Document:
[start]
Cool, huh? Now, let's think of what we want to extract from our downloaded html, and picture what we want as a result. From our html page, we probably want to extract the title, speaker, view count, date, and url of all TED talks, resulting in a spreadsheet format as follows:

title	speaker	views	date	url
The price of shame	Monica Lewinsky	83K	Mar 2015	http://...
What if 3D printing was 100x faster?	Joseph DeSimone	212K	Mar 2015	http://...
Can we create new senses for humans?	David Eagleman	215K	Mar 2015	http://...
The good news about PMS	Robyn Stein DeLuca	248K	Mar 2015	http://...
...	...	...	...	...

So, in order to find what tag, class, or id we need to exact such elements, let's go back to www.ted.com/talks?page=1, right click, and "Inspect Element"s.
By navigating with the DOM, we can see that the div tag with id=browse-results contains all the talk items in div tags with class=col, each containing a talk item. (When identifying and html element, using id is better than using a class, because normally ids are unique within a html page.)

Now, let's use xpath to get the talk items.

items = root.xpath('//div[@id="browse-results"]//div[@class="col"]')
[end]
Available data:
[start]
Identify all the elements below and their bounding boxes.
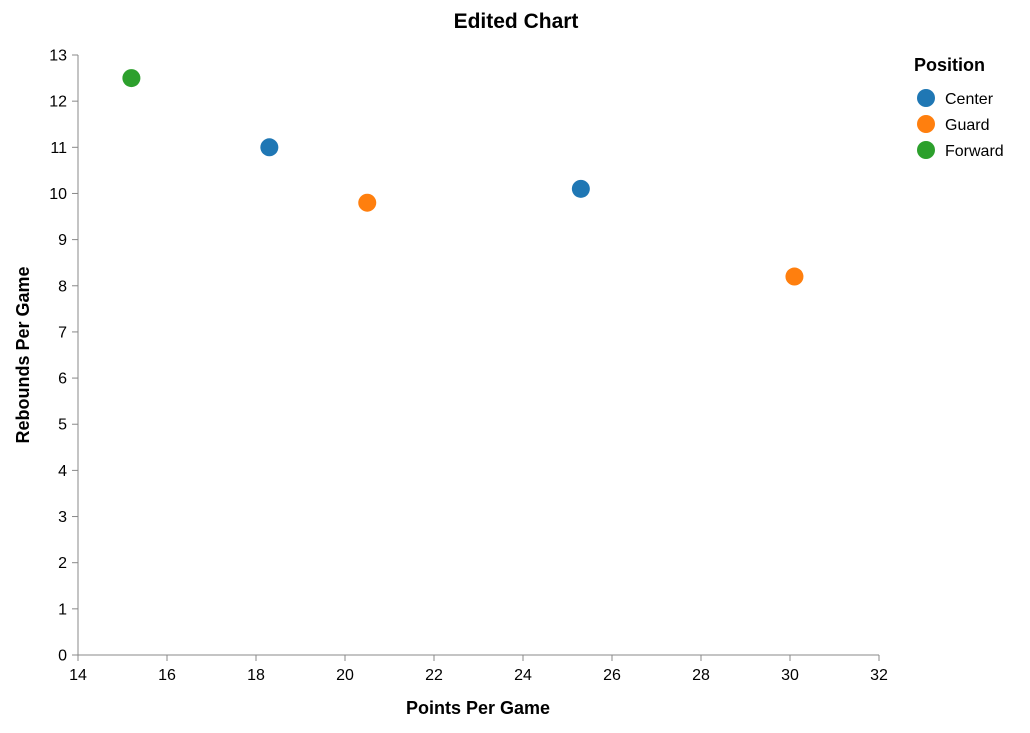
[end]
Written problem:
Reproduce the passage of the web-scraping tutorial above word for word, from "Can we create" to "a html page.)".

Solution for this problem:
Can we create new senses for humans?	David Eagleman	215K	Mar 2015	http://...
The good news about PMS	Robyn Stein DeLuca	248K	Mar 2015	http://...
...	...	...	...	...

So, in order to find what tag, class, or id we need to exact such elements, let's go back to www.ted.com/talks?page=1, right click, and "Inspect Element"s.
By navigating with the DOM, we can see that the div tag with id=browse-results contains all the talk items in div tags with class=col, each containing a talk item. (When identifying and html element, using id is better than using a class, because normally ids are unique within a html page.)